* Do this *
Present each line of the entries below that holds the word "characters".

============

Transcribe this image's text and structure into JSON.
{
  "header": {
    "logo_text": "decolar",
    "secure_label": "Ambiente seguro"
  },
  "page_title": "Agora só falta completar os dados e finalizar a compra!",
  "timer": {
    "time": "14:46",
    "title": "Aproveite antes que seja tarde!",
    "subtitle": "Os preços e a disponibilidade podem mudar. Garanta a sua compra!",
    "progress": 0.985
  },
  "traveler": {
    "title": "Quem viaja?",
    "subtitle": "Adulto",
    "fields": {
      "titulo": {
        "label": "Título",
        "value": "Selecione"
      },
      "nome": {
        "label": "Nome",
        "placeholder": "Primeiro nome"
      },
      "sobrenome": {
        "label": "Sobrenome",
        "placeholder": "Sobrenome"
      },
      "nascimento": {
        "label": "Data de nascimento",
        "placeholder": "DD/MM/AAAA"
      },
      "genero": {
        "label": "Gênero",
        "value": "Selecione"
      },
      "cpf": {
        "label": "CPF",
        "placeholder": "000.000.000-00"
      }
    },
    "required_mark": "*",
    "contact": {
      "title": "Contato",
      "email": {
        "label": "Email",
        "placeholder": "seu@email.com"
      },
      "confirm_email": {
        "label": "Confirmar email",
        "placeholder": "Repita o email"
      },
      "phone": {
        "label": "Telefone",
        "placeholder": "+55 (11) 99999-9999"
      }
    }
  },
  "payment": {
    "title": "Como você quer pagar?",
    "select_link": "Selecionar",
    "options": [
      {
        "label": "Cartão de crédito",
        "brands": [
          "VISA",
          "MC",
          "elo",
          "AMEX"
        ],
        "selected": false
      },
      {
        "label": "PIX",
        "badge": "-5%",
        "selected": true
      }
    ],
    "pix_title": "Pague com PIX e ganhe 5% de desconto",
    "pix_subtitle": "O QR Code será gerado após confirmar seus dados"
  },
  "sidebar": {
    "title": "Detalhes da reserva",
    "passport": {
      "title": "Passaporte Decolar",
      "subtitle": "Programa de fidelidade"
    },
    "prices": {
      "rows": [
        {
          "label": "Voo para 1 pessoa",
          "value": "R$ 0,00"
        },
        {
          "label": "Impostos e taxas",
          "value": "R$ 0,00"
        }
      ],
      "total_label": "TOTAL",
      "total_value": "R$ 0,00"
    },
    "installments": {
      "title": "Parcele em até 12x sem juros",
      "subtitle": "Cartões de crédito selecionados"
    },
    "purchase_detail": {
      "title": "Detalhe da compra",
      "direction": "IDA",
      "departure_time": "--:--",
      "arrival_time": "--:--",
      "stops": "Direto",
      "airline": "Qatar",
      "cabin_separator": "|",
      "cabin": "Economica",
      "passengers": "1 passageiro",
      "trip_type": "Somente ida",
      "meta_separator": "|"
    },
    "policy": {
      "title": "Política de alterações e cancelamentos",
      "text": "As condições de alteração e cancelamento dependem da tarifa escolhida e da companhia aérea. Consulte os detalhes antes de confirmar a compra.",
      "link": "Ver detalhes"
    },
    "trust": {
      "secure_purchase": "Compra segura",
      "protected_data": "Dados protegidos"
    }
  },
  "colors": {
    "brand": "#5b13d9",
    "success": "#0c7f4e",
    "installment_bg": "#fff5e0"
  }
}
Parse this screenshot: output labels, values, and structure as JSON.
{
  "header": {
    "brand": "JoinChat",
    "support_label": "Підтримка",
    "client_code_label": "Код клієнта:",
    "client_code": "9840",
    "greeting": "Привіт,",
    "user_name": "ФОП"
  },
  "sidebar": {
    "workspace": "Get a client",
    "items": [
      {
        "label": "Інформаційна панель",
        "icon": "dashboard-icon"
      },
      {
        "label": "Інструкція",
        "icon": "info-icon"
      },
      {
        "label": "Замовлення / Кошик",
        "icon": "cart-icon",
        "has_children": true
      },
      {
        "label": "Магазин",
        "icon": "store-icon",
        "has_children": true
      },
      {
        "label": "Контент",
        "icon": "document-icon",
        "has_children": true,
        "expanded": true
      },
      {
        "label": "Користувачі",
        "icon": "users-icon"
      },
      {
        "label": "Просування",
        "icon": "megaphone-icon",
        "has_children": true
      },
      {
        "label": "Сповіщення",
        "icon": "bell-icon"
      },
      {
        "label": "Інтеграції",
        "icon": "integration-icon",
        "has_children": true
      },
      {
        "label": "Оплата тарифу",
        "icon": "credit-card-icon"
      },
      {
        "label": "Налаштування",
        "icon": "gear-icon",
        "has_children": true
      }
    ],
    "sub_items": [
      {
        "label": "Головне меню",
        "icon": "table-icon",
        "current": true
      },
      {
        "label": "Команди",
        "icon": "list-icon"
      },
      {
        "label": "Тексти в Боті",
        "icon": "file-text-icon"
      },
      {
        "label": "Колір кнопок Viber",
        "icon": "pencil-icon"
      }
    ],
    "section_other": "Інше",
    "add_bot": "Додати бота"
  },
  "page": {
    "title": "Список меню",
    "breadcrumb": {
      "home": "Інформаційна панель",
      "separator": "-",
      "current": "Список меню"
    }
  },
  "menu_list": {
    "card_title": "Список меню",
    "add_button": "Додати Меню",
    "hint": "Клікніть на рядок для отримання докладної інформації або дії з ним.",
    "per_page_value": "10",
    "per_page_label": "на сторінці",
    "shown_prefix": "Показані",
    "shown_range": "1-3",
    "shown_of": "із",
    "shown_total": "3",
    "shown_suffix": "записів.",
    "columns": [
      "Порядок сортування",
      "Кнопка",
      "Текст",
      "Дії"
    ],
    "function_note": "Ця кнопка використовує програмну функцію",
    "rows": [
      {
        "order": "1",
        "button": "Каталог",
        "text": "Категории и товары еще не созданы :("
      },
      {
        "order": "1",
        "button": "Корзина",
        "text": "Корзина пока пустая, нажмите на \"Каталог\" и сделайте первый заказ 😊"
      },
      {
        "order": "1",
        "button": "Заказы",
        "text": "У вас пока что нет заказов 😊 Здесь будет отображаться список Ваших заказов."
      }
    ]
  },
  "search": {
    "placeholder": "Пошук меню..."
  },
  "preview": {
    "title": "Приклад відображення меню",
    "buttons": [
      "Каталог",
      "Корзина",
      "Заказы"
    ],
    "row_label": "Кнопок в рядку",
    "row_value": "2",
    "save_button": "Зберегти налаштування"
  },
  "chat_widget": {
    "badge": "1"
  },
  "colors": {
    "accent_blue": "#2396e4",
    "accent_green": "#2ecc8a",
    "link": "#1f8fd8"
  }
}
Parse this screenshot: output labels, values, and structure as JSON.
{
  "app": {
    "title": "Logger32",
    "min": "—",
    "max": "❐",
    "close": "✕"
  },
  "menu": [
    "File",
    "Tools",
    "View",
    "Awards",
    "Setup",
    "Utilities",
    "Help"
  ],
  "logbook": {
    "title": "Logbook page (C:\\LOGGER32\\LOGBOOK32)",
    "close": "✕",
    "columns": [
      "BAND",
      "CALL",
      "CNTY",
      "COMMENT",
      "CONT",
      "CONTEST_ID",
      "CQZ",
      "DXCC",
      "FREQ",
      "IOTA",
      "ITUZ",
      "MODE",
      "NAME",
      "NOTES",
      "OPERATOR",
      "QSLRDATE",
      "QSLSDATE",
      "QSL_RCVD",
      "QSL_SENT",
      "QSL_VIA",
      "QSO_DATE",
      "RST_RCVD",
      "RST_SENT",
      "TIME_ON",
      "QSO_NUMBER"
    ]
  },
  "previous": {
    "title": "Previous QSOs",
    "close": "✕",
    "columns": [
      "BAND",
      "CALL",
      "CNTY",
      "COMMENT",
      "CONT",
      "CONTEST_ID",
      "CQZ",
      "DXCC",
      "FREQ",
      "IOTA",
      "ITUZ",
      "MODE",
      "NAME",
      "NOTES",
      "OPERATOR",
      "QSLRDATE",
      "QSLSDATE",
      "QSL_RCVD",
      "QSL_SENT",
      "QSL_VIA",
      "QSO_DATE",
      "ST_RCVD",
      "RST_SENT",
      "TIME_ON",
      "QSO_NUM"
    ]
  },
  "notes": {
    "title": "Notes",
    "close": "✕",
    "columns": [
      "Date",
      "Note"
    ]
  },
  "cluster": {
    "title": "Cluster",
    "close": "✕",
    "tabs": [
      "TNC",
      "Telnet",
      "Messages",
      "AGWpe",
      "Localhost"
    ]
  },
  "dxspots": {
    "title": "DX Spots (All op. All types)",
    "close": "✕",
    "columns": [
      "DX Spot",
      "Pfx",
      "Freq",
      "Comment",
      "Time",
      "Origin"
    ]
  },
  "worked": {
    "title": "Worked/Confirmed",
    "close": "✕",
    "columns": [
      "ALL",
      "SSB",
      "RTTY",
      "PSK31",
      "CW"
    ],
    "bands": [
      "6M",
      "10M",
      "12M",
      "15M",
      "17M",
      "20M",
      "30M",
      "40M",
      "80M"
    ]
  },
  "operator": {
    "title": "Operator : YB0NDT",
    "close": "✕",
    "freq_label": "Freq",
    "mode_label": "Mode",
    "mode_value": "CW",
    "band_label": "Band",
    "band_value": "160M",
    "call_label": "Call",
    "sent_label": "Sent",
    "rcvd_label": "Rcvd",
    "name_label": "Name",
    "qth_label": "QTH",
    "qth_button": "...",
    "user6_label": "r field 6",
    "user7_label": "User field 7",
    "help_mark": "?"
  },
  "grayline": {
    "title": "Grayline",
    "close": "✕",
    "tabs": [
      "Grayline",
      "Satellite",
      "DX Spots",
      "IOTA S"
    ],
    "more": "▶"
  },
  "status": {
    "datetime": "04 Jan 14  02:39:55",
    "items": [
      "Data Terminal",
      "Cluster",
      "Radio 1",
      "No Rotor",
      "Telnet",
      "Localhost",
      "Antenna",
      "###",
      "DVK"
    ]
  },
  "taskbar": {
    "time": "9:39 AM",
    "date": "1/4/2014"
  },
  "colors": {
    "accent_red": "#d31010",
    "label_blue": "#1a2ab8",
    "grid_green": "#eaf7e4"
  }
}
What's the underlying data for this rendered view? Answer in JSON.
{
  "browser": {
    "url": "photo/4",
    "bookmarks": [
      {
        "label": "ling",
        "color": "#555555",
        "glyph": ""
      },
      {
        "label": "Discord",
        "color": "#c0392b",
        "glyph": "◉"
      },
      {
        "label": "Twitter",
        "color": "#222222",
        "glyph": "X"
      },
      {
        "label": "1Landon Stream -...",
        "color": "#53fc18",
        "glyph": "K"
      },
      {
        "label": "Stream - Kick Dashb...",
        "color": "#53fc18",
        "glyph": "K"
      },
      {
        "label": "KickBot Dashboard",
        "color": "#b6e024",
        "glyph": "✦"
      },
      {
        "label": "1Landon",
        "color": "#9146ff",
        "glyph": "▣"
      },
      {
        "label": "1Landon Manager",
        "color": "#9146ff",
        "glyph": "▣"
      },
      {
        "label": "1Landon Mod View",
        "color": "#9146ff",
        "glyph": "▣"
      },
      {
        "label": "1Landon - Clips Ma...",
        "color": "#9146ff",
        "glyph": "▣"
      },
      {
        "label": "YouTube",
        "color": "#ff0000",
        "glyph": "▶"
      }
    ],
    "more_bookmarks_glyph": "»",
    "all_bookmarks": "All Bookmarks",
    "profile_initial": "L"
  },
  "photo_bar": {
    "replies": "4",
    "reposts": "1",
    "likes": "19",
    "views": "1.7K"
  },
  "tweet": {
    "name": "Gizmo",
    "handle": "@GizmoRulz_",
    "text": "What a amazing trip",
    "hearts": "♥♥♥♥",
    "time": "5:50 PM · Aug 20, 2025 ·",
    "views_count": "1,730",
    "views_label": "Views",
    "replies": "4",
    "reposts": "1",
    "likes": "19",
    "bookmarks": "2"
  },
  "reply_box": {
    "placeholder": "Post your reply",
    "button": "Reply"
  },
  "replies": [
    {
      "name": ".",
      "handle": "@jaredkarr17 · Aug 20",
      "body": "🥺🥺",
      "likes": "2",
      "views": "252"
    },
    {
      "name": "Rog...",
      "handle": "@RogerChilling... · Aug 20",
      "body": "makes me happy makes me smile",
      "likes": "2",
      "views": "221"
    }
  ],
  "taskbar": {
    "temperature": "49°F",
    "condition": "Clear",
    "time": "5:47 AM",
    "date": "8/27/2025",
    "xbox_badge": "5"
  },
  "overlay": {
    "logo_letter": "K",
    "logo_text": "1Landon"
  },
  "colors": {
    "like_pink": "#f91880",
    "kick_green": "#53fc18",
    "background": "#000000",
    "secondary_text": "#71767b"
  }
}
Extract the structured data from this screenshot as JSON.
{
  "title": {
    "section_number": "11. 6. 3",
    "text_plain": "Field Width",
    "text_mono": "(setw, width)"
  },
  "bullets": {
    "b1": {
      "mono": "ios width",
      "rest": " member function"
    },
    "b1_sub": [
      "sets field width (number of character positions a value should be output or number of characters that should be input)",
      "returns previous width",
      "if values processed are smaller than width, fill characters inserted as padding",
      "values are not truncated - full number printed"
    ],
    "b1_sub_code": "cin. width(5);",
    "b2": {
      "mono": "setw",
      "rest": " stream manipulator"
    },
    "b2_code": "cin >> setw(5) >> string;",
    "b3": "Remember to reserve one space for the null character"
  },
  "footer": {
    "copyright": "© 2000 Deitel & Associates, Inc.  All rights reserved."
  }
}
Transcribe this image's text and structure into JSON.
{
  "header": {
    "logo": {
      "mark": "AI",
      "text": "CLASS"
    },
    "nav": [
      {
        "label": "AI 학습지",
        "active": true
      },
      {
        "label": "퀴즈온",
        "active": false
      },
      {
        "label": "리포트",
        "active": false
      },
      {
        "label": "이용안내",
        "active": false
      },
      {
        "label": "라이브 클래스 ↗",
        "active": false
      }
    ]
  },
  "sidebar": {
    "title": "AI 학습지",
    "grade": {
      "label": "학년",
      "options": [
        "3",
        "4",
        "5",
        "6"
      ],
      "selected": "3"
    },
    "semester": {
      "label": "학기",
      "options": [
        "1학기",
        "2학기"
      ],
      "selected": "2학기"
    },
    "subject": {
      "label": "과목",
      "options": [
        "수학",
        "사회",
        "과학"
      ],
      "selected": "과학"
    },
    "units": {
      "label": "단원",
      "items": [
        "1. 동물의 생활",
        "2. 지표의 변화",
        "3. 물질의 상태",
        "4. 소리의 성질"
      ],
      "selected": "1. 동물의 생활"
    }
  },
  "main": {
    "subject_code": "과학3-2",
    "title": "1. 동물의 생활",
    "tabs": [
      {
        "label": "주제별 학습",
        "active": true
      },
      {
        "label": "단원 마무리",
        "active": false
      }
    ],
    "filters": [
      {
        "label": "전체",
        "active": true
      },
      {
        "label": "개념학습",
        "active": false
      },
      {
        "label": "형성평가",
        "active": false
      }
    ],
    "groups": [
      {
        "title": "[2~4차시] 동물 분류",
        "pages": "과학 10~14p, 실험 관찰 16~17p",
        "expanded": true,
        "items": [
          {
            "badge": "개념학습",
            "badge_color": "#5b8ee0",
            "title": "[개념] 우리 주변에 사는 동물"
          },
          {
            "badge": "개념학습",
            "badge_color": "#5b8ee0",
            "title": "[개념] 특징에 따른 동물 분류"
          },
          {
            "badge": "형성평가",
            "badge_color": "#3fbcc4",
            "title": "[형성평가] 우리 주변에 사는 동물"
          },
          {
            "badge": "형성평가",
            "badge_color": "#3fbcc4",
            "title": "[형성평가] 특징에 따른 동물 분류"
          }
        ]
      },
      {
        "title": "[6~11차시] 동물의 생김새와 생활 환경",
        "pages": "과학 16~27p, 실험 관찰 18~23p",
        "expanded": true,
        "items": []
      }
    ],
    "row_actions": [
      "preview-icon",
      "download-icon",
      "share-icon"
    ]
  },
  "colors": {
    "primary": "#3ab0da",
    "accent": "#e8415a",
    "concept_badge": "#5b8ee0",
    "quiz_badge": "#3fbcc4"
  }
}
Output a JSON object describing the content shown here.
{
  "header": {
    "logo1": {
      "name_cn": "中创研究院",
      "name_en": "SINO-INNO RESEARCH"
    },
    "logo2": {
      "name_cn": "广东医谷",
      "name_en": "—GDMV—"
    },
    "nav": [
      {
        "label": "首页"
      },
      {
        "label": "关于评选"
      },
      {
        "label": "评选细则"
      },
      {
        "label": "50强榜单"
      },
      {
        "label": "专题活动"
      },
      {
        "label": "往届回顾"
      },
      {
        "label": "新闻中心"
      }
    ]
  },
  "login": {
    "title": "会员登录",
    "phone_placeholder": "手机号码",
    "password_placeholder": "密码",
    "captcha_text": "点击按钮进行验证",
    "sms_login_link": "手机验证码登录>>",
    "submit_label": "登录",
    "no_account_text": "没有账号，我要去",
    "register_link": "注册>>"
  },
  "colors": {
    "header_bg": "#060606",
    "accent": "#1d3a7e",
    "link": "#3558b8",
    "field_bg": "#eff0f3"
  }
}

============

* Answer to this exercise *
      "sets field width (number of character positions a value should be output or number of characters that should be input)",
      "if values processed are smaller than width, fill characters inserted as padding",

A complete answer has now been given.